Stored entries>
## begin
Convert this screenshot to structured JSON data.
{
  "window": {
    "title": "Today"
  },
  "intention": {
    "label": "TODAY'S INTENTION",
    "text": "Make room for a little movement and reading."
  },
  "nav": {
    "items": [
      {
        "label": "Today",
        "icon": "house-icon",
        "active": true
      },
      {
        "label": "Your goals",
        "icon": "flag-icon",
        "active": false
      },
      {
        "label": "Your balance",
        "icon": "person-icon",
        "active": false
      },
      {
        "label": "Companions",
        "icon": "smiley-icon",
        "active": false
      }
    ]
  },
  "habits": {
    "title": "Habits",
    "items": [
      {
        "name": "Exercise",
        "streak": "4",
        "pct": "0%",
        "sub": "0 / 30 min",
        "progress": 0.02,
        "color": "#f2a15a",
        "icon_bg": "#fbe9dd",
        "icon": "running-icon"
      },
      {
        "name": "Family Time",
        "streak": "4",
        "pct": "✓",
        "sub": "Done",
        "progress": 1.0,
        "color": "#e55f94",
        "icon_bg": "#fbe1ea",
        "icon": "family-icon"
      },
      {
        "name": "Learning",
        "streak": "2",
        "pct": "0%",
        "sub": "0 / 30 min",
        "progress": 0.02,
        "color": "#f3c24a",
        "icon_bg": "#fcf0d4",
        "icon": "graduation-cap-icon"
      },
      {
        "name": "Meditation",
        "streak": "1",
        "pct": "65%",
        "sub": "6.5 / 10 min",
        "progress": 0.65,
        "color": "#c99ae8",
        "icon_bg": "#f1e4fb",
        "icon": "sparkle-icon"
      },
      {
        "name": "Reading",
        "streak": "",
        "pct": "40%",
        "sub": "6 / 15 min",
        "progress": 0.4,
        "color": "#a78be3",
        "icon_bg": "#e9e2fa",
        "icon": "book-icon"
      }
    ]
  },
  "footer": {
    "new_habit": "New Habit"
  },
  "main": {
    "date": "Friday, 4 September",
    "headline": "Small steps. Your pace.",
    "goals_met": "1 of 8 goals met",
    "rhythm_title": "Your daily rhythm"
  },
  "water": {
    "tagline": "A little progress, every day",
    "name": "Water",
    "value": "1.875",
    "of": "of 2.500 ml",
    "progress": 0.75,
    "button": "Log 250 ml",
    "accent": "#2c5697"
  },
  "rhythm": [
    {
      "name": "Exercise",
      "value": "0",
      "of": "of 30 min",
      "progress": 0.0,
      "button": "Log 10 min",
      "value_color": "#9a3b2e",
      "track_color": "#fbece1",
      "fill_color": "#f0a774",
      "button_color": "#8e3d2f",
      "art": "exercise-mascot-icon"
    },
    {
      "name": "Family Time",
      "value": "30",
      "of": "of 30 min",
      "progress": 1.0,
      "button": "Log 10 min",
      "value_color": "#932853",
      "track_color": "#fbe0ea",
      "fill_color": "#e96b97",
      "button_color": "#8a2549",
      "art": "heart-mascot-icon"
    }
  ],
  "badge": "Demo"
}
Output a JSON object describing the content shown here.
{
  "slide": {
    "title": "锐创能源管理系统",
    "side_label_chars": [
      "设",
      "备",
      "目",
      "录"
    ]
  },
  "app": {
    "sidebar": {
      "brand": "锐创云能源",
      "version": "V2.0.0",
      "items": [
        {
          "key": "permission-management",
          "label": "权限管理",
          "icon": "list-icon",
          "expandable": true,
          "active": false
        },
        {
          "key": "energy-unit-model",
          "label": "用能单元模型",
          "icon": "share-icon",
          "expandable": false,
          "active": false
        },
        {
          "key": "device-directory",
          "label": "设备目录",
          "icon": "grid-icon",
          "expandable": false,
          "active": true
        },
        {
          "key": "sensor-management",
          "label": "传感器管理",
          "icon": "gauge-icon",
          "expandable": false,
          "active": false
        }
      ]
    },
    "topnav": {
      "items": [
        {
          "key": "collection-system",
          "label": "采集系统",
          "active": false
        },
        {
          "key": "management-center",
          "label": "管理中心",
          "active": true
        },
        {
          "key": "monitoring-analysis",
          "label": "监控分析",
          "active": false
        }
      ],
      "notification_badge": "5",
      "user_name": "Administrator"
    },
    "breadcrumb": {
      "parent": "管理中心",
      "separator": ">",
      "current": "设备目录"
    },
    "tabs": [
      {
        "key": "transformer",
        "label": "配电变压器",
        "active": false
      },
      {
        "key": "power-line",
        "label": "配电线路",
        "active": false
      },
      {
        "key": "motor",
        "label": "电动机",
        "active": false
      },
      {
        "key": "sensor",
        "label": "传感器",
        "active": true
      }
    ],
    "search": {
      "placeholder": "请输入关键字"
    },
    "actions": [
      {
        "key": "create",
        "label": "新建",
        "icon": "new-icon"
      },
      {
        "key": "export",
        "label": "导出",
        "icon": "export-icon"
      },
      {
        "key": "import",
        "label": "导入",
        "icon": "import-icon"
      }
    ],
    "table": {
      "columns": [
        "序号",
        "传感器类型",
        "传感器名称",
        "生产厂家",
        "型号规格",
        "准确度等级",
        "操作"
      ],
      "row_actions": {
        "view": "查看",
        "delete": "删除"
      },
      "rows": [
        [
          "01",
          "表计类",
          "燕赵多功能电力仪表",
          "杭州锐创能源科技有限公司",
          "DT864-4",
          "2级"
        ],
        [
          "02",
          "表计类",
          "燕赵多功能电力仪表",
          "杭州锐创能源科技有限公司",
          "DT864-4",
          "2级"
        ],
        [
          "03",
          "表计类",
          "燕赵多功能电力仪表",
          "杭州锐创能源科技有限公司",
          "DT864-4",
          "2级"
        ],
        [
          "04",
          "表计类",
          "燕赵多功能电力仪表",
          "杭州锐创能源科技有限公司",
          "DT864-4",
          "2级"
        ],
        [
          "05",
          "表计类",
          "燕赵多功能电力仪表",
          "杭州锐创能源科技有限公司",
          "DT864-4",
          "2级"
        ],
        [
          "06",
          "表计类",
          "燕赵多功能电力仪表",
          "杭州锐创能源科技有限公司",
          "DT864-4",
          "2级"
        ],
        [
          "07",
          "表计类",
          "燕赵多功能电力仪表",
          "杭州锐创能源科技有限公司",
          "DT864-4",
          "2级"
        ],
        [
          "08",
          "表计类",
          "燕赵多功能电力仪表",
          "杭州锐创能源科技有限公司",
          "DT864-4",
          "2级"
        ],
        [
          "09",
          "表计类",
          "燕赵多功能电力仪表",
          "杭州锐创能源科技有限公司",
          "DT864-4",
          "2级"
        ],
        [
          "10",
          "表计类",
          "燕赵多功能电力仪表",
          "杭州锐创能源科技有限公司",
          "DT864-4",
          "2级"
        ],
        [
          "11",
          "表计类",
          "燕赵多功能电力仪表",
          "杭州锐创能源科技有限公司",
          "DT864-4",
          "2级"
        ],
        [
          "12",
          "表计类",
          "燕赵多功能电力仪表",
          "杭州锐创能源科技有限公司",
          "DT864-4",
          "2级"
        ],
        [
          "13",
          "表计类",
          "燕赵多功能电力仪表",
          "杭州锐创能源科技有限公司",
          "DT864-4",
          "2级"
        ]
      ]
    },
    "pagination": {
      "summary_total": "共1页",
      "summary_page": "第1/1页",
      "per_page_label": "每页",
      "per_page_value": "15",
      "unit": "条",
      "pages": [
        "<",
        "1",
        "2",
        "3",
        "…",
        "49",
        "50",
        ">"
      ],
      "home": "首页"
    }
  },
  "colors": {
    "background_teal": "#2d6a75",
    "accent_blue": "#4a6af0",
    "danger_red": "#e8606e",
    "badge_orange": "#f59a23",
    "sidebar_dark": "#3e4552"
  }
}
## end
Identify how many lines in the entries above include the string "progress", then state that number alone.

9